What is expected -
Print out every line, exactly as written.

Items from a data source
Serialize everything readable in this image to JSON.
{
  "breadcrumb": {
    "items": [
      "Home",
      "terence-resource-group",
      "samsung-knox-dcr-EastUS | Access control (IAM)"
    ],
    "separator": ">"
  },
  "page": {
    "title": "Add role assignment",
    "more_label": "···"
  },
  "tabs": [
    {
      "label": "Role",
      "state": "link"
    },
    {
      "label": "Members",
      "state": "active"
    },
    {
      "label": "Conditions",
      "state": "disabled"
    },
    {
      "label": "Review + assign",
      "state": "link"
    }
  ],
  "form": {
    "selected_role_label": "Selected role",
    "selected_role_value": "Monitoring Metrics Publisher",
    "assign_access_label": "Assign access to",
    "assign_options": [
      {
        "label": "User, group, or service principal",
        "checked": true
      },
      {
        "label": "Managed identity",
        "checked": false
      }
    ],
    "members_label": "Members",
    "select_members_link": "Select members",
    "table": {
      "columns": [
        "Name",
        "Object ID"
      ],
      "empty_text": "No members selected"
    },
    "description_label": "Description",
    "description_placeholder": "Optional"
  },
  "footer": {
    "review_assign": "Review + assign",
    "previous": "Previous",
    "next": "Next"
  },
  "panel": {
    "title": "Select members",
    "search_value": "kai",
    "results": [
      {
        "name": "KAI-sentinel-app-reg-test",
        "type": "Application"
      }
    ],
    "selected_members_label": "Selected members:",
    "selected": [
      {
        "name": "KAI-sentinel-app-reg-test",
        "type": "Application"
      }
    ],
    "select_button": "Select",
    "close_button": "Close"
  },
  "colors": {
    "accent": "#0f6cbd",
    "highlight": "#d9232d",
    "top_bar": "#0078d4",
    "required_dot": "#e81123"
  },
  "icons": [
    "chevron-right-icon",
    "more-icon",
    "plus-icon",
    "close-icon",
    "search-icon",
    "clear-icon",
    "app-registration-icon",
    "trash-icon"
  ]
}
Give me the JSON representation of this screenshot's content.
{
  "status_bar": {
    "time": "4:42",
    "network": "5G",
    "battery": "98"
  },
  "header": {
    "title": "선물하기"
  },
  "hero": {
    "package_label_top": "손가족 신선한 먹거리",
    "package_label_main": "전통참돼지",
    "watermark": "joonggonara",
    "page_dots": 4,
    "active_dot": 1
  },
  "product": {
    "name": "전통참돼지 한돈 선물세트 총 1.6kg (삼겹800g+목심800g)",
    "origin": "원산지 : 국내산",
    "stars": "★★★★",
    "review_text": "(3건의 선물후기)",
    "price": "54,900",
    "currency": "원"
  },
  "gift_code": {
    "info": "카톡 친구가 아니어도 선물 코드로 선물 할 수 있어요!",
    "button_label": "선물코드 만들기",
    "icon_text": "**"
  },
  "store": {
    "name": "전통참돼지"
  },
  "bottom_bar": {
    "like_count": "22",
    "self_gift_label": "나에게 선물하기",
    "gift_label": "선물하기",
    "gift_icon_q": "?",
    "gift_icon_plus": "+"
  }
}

Output of the task -
Serialize everything readable in this image to JSON.
{
  "breadcrumb": {
    "items": [
      "Home",
      "terence-resource-group",
      "samsung-knox-dcr-EastUS | Access control (IAM)"
    ],
    "separator": ">"
  },
  "page": {
    "title": "Add role assignment",
    "more_label": "···"
  },
  "tabs": [
    {
      "label": "Role",
      "state": "link"
    },
    {
      "label": "Members",
      "state": "active"
    },
    {
      "label": "Conditions",
      "state": "disabled"
    },
    {
      "label": "Review + assign",
      "state": "link"
    }
  ],
  "form": {
    "selected_role_label": "Selected role",
    "selected_role_value": "Monitoring Metrics Publisher",
    "assign_access_label": "Assign access to",
    "assign_options": [
      {
        "label": "User, group, or service principal",
        "checked": true
      },
      {
        "label": "Managed identity",
        "checked": false
      }
    ],
    "members_label": "Members",
    "select_members_link": "Select members",
    "table": {
      "columns": [
        "Name",
        "Object ID"
      ],
      "empty_text": "No members selected"
    },
    "description_label": "Description",
    "description_placeholder": "Optional"
  },
  "footer": {
    "review_assign": "Review + assign",
    "previous": "Previous",
    "next": "Next"
  },
  "panel": {
    "title": "Select members",
    "search_value": "kai",
    "results": [
      {
        "name": "KAI-sentinel-app-reg-test",
        "type": "Application"
      }
    ],
    "selected_members_label": "Selected members:",
    "selected": [
      {
        "name": "KAI-sentinel-app-reg-test",
        "type": "Application"
      }
    ],
    "select_button": "Select",
    "close_button": "Close"
  },
  "colors": {
    "accent": "#0f6cbd",
    "highlight": "#d9232d",
    "top_bar": "#0078d4",
    "required_dot": "#e81123"
  },
  "icons": [
    "chevron-right-icon",
    "more-icon",
    "plus-icon",
    "close-icon",
    "search-icon",
    "clear-icon",
    "app-registration-icon",
    "trash-icon"
  ]
}
Give me the JSON representation of this screenshot's content.
{
  "status_bar": {
    "time": "4:42",
    "network": "5G",
    "battery": "98"
  },
  "header": {
    "title": "선물하기"
  },
  "hero": {
    "package_label_top": "손가족 신선한 먹거리",
    "package_label_main": "전통참돼지",
    "watermark": "joonggonara",
    "page_dots": 4,
    "active_dot": 1
  },
  "product": {
    "name": "전통참돼지 한돈 선물세트 총 1.6kg (삼겹800g+목심800g)",
    "origin": "원산지 : 국내산",
    "stars": "★★★★",
    "review_text": "(3건의 선물후기)",
    "price": "54,900",
    "currency": "원"
  },
  "gift_code": {
    "info": "카톡 친구가 아니어도 선물 코드로 선물 할 수 있어요!",
    "button_label": "선물코드 만들기",
    "icon_text": "**"
  },
  "store": {
    "name": "전통참돼지"
  },
  "bottom_bar": {
    "like_count": "22",
    "self_gift_label": "나에게 선물하기",
    "gift_label": "선물하기",
    "gift_icon_q": "?",
    "gift_icon_plus": "+"
  }
}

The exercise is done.